== SELECTED EXCERPT ==

• Airborne Cesium radioactivity on the F. Daiichi plant site is non-detectible at all but one monitoring point. Tokyo Electric Company’s posting of site activity for May 22 shows that airborne releases from the damaged reactor buildings for units #1 through #3 may have been curtailed. The four monitoring points at the property boundary, including the main gate, no longer show any detectible radioactive Cesium. The same is true at eleven of twelve access points (openings) to the four damaged structures, the incineration workshop, on-site bunker’s equipment hatch, solid waste reduction treatment building, and the three waste treatment buildings. The only location showing detectible Cesium is the northwest opening to reactor building #4, with a concentration of 7.6 micro-becquerels per cubic centimeter. This reading is right at the minimum level of detectability. Unfortunately, neither Tepco nor the Japanese Press is making any effort to promote this good news with the people of Japan or the world at-large. Tepco has merely posted the statistics, but has had no press release announcing it. The Japanese Press is ignoring the data. It should be noted that Tepco’s analysis of the soil surfaces inside the plant property shows contamination levels of 100 Bq/m2 for Cs-137 outside the main Administrative building, plus 960 Bq/m2 Cs-134 and 1800 Bq/m2 Cs-137 outside the Environmental Management building. Thus, F. Daiichi staff must continue to wear anti-contamination garb. http://www.tepco.co.jp/en/nu/fukushima-np/f1/smp/index-e.html
  • IAEA will open an emergency response training center in Fukushima next Monday. The facility is the result of a cooperative agreement between IAEA and the prefectural government signed last December. The center’s operation will be kicked-off with a four-day workshop beginning Tuesday. There will be about 40 participants from 18 countries atttending. The agenda will include in a field training program. (Jiji Press)
  • A senior UN official says Japan’s exposure threshold for Fukushima repopulation is too high. Anand Grover, special rapporteur to the UN’s Human Rights Council, makes the call based on his personal research with Japan’s radiation exposure issue. He believes the Tokyo government should limit public radiation exposures to 1 millisievert per year, which is believed to be Japan’s average natural background level. He further urged Japan’s threshold for emergency evacuation be lowered from the current level of 20 mSv/yr to 1 mSv/yr. In addition, he charges that limiting exposed child monitoring to thyroid examinations is inadequate, and calls for regular urine and blood tests to check for leukemia and other possible childhood diseases. Lastly, Grover says evacuees from zones reading above 1 mSv/yr be provided with housing, medical and education continued assistance by the government. His formal report will be submitted to the Human Rights Council in the near future. He gives no concrete evidence for his opinion other than saying these measures should be taken from the standpoint of human rights. (Mainichi Shimbun)
  • On April 11, Tepco announced they will install PARs inside Kashiwazaki-Kariwa’s reactor buildings for units #1 and #7. Installation began at the end of April and is expected to be completed in June, in time to meet the Tokyo government’s new regulations due in July. PAR is the acronym for Passive Autocatalytic Recombiner. Hydrogen produced during a nuclear accident would be combined with oxygen in the air and become water. The catalyst in the PAR prompts recombination, requires no power source to function and will keep the buildup of hydrogen below explosive concentration. There will be 50 units installed on unit #1 and 56 on unit #7. (JAIF)

===
== INFORMATION SHOWN ==

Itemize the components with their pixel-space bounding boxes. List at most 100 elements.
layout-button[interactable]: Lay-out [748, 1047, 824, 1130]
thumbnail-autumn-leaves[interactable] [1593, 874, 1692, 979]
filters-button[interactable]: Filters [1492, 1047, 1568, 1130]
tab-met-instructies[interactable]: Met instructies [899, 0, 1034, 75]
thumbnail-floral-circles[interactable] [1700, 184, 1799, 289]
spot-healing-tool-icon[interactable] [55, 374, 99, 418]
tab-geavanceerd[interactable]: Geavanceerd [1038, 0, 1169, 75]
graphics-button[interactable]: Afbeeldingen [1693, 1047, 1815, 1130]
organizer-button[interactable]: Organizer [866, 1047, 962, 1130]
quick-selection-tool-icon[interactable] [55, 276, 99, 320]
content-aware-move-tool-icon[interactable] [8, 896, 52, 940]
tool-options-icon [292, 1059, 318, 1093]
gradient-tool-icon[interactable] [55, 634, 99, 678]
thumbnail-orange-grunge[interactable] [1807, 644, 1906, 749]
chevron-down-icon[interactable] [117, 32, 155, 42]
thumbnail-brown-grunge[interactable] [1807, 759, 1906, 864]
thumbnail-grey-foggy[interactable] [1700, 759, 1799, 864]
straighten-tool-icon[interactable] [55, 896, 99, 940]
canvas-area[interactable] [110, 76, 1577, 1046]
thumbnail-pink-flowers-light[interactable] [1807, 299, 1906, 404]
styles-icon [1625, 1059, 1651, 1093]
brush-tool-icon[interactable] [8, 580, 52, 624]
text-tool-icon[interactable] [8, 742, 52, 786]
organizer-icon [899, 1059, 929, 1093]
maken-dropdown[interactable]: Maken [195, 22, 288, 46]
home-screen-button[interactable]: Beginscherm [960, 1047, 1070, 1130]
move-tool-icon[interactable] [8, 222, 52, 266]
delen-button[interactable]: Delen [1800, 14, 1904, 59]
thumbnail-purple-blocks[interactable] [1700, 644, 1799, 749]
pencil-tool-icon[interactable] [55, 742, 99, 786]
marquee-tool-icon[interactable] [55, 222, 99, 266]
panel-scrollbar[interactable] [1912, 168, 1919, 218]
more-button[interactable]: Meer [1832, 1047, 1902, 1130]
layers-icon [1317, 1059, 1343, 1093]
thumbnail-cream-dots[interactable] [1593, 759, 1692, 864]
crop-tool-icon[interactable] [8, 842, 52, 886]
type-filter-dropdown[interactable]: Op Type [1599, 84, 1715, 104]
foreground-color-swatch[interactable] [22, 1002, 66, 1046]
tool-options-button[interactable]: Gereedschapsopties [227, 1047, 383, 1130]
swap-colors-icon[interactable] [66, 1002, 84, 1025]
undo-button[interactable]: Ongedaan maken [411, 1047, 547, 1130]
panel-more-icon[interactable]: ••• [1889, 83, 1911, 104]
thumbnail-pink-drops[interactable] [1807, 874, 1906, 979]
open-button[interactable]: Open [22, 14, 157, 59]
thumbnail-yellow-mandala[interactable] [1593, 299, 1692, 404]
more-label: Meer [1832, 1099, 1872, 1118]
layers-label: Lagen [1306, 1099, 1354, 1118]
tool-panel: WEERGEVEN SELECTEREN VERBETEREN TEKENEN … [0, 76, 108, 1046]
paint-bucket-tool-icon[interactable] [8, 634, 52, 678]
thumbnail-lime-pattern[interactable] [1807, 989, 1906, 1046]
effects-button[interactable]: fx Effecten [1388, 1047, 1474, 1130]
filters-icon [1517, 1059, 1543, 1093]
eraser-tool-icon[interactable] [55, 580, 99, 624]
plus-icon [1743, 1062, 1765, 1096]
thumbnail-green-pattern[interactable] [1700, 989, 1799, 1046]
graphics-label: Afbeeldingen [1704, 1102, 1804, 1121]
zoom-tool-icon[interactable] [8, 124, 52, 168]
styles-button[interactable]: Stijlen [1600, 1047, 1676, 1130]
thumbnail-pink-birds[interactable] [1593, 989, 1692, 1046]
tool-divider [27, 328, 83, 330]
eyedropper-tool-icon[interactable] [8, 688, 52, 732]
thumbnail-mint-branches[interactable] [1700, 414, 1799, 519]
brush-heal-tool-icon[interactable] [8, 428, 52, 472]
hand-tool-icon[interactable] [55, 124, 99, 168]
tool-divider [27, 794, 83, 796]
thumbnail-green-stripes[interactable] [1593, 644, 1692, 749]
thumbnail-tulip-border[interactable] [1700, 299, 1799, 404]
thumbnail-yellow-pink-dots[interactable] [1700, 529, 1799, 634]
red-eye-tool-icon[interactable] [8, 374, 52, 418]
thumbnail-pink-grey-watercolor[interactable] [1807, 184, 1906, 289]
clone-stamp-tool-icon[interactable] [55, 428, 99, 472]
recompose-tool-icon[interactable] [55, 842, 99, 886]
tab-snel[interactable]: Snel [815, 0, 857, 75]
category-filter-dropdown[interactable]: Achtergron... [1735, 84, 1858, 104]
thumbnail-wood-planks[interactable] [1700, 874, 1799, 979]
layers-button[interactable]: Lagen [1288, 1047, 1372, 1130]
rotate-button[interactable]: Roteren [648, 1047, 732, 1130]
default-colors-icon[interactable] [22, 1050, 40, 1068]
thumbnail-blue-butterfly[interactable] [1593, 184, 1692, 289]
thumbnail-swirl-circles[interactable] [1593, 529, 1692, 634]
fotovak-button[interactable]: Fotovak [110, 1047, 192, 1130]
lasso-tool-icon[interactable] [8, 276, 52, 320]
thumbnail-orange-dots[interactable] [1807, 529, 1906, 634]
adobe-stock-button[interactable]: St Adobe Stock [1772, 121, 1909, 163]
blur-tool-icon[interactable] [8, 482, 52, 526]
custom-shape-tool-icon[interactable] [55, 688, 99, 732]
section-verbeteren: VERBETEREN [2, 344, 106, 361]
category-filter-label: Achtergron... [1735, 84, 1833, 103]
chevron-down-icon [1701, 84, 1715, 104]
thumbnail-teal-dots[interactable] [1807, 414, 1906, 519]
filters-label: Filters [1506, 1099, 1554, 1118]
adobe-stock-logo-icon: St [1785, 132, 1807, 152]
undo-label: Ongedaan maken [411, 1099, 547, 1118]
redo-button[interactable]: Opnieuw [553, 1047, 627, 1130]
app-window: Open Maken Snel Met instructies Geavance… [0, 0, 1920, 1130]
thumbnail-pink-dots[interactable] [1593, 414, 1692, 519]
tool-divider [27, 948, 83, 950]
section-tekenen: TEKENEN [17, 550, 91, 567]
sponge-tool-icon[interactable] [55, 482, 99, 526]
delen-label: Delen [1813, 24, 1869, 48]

===

PROBLEM DETAILS:
Answer these questions using the nuclear news summary:
(a) Which location on the F. Daiichi plant site was the only one showing detectible Cesium?
(b) How many participants, from how many countries, are expected at the workshop opening the IAEA training center?
(c) How many PAR units will be installed on unit #7?

ANSWER SECTION:
(a) The northwest opening to reactor building #4.
(b) About 40 participants from 18 countries.
(c) 56.